Items from a dataset
>> BEGIN

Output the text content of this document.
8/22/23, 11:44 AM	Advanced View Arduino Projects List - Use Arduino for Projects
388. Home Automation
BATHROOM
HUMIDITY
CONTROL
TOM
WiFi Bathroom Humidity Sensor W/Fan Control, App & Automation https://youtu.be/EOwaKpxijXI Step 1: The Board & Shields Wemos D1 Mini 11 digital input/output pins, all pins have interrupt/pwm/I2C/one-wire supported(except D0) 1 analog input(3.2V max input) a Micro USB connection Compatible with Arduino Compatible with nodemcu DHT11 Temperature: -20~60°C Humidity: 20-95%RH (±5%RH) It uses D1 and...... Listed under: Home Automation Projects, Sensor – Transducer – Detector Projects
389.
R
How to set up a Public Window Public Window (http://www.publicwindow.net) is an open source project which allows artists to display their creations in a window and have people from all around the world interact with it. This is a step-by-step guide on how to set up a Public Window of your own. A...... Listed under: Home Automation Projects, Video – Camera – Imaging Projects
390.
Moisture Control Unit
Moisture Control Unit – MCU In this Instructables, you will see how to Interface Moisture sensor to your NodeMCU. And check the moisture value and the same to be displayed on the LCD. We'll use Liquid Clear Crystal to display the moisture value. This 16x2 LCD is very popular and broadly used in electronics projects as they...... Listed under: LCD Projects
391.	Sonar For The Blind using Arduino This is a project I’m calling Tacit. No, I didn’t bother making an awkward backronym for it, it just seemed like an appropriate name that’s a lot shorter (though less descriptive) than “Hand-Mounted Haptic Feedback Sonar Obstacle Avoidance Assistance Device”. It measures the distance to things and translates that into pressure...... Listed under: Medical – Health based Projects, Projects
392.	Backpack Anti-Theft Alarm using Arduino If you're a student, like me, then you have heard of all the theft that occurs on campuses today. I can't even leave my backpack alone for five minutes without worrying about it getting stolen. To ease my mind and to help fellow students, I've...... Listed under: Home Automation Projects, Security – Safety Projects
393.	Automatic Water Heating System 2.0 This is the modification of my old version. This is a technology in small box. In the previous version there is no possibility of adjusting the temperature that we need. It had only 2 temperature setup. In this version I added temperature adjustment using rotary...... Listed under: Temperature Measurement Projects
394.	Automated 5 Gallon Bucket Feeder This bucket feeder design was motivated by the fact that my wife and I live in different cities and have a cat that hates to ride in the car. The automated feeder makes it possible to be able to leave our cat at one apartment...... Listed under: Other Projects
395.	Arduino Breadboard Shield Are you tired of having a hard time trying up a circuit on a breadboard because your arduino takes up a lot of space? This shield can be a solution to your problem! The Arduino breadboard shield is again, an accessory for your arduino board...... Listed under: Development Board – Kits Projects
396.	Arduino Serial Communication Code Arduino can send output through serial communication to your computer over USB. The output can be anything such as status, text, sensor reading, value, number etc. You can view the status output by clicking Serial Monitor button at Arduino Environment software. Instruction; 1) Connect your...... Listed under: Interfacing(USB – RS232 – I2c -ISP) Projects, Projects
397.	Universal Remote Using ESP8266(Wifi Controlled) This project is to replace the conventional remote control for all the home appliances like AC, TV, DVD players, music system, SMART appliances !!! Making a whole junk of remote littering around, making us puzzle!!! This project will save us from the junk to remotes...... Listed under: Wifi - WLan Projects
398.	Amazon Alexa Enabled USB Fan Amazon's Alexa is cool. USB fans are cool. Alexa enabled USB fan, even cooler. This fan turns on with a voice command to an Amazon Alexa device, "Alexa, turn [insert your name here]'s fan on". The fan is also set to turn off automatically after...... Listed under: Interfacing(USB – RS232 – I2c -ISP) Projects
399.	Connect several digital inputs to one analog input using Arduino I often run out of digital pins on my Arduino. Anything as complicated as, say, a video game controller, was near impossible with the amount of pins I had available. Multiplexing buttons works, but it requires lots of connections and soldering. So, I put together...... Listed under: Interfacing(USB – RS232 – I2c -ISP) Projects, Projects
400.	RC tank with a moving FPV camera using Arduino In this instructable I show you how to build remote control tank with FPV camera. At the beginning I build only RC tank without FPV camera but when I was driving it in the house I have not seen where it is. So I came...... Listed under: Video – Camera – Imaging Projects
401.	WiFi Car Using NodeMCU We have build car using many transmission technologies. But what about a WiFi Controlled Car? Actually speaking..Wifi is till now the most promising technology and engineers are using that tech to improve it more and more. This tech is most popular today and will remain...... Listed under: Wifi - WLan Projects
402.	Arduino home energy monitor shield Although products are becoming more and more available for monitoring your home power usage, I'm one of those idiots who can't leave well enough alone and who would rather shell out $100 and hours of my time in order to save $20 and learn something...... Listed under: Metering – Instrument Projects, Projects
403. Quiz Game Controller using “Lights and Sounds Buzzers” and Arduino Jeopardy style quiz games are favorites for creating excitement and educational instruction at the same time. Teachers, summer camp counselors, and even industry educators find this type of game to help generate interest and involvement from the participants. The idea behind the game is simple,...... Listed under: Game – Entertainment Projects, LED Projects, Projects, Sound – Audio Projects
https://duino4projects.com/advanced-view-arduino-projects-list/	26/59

>> END

[Directions for this task] Pick out the lines above that hold the string "Moisture" and show them.

[Finished task]
Moisture Control Unit
Moisture Control Unit – MCU In this Instructables, you will see how to Interface Moisture sensor to your NodeMCU. And check the moisture value and the same to be displayed on the LCD. We'll use Liquid Clear Crystal to display the moisture value. This 16x2 LCD is very popular and broadly used in electronics projects as they...... Listed under: LCD Projects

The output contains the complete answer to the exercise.